Problem requirements
In the listing below, locate the line containing "OCR this image." and copy it and every line after it through the end, exactly as written, leaving out any pictures.

Collected data
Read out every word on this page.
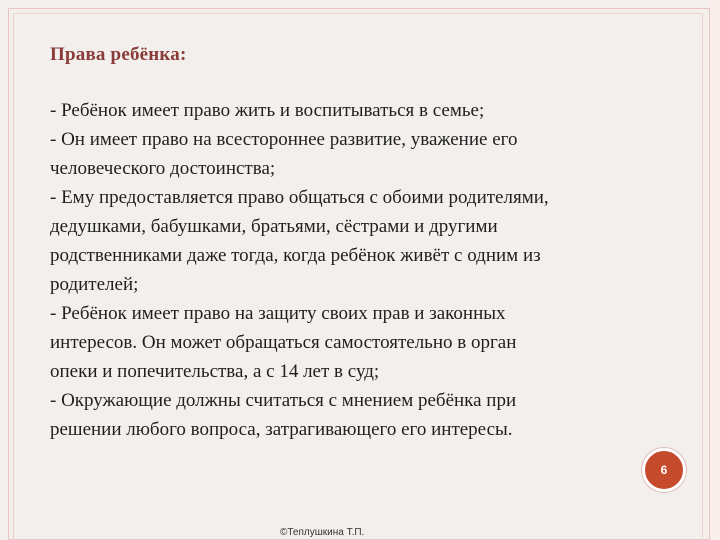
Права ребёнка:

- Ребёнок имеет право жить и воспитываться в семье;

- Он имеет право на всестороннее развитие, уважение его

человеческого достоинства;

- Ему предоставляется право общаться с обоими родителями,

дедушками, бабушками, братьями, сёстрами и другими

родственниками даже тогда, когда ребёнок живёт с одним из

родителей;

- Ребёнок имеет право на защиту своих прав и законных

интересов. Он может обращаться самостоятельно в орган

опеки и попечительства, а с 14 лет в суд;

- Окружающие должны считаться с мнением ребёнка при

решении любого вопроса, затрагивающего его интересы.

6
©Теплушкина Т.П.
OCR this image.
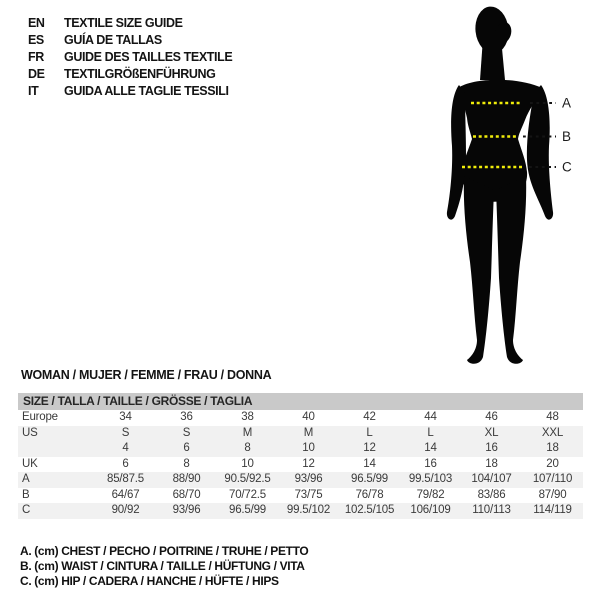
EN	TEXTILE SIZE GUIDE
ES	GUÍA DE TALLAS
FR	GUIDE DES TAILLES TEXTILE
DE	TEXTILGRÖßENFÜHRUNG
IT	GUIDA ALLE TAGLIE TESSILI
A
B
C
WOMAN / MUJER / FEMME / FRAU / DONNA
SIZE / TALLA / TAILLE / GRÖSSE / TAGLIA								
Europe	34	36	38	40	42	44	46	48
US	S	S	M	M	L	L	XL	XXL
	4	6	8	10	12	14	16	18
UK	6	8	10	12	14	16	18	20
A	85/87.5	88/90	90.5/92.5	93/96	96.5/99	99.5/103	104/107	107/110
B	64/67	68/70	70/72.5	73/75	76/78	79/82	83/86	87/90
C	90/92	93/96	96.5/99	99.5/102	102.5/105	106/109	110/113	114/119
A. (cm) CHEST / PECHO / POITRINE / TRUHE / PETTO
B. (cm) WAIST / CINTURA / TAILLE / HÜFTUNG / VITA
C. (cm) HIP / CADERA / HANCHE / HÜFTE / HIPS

Solution to the problem
OCR this image.
EN	TEXTILE SIZE GUIDE
ES	GUÍA DE TALLAS
FR	GUIDE DES TAILLES TEXTILE
DE	TEXTILGRÖßENFÜHRUNG
IT	GUIDA ALLE TAGLIE TESSILI
A
B
C
WOMAN / MUJER / FEMME / FRAU / DONNA
SIZE / TALLA / TAILLE / GRÖSSE / TAGLIA								
Europe	34	36	38	40	42	44	46	48
US	S	S	M	M	L	L	XL	XXL
	4	6	8	10	12	14	16	18
UK	6	8	10	12	14	16	18	20
A	85/87.5	88/90	90.5/92.5	93/96	96.5/99	99.5/103	104/107	107/110
B	64/67	68/70	70/72.5	73/75	76/78	79/82	83/86	87/90
C	90/92	93/96	96.5/99	99.5/102	102.5/105	106/109	110/113	114/119
A. (cm) CHEST / PECHO / POITRINE / TRUHE / PETTO
B. (cm) WAIST / CINTURA / TAILLE / HÜFTUNG / VITA
C. (cm) HIP / CADERA / HANCHE / HÜFTE / HIPS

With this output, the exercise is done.